> RECORDS TO USE
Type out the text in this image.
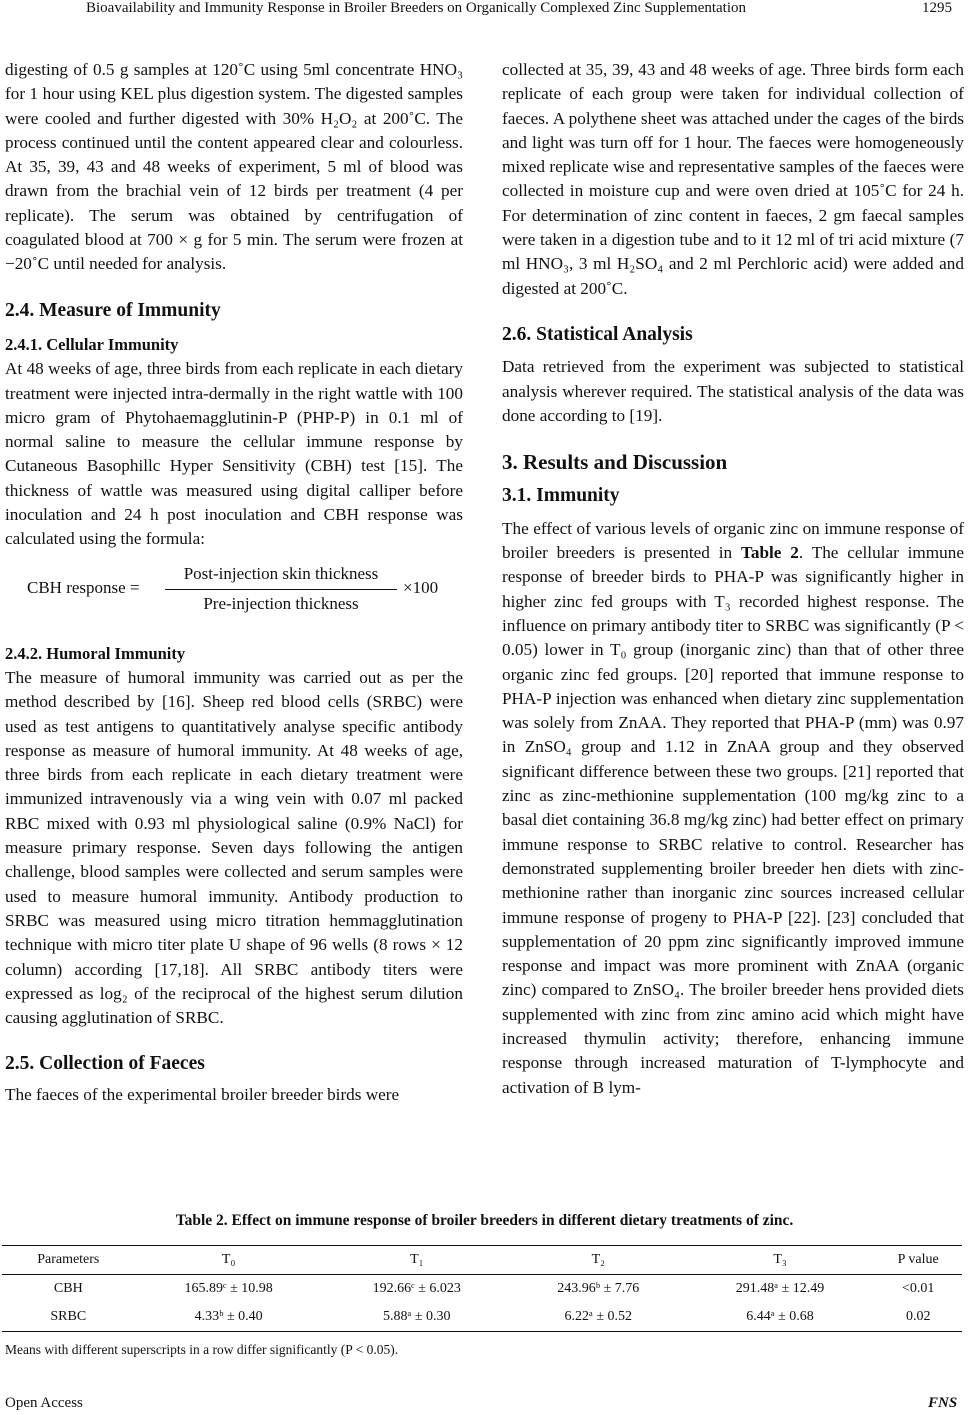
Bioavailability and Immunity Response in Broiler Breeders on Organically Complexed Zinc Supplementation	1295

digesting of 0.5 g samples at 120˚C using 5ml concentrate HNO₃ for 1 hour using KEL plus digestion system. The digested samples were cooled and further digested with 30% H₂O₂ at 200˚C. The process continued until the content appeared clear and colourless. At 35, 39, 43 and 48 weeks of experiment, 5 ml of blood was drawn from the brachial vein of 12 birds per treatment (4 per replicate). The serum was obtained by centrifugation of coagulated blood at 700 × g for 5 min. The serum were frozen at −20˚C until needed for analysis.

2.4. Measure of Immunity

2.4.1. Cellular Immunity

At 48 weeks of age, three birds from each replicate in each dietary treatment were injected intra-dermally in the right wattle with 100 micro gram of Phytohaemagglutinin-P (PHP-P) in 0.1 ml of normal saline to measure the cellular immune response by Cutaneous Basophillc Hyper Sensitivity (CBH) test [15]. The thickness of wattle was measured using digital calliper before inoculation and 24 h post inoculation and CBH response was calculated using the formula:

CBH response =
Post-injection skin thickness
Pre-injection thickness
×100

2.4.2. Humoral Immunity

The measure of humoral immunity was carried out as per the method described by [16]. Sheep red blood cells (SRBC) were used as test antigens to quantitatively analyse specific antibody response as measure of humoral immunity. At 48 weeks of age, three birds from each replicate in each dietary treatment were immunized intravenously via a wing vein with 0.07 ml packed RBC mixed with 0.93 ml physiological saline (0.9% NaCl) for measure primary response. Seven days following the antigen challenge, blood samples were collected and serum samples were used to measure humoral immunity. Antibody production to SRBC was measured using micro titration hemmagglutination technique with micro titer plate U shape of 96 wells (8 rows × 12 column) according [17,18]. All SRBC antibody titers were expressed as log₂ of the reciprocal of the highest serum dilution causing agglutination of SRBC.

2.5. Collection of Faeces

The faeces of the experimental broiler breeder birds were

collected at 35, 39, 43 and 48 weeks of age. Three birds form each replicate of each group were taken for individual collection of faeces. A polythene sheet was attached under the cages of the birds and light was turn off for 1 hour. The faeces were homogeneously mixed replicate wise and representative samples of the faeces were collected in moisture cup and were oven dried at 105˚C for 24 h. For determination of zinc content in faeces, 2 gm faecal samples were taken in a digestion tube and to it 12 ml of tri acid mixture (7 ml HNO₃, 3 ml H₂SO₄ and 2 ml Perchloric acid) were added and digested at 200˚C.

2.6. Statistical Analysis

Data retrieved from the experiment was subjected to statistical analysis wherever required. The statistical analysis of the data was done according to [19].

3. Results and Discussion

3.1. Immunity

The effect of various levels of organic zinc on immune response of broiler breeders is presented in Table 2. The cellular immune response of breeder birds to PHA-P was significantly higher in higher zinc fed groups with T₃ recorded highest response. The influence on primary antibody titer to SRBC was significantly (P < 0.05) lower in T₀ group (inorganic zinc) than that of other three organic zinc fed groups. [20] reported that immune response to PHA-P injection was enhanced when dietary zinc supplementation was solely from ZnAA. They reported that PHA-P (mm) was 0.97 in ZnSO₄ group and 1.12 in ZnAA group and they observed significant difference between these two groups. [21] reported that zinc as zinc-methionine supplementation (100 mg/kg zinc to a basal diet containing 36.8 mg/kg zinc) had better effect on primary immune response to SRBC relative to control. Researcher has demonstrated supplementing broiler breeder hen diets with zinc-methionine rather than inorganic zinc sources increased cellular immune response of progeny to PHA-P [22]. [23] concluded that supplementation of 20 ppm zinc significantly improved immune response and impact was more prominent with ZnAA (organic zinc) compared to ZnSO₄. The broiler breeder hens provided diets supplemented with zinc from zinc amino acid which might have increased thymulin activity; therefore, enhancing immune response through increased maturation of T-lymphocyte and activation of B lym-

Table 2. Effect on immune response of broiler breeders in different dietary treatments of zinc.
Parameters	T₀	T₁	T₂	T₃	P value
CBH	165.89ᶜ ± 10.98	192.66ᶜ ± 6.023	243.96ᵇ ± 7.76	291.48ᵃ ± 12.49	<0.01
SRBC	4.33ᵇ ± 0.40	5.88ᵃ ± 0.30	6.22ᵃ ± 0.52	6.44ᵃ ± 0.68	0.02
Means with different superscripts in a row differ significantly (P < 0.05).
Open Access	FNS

> TRY IT
Scan the material above for lines holding the string "different" and copy those lines.

> TASK OUTPUT
Table 2. Effect on immune response of broiler breeders in different dietary treatments of zinc.
Means with different superscripts in a row differ significantly (P < 0.05).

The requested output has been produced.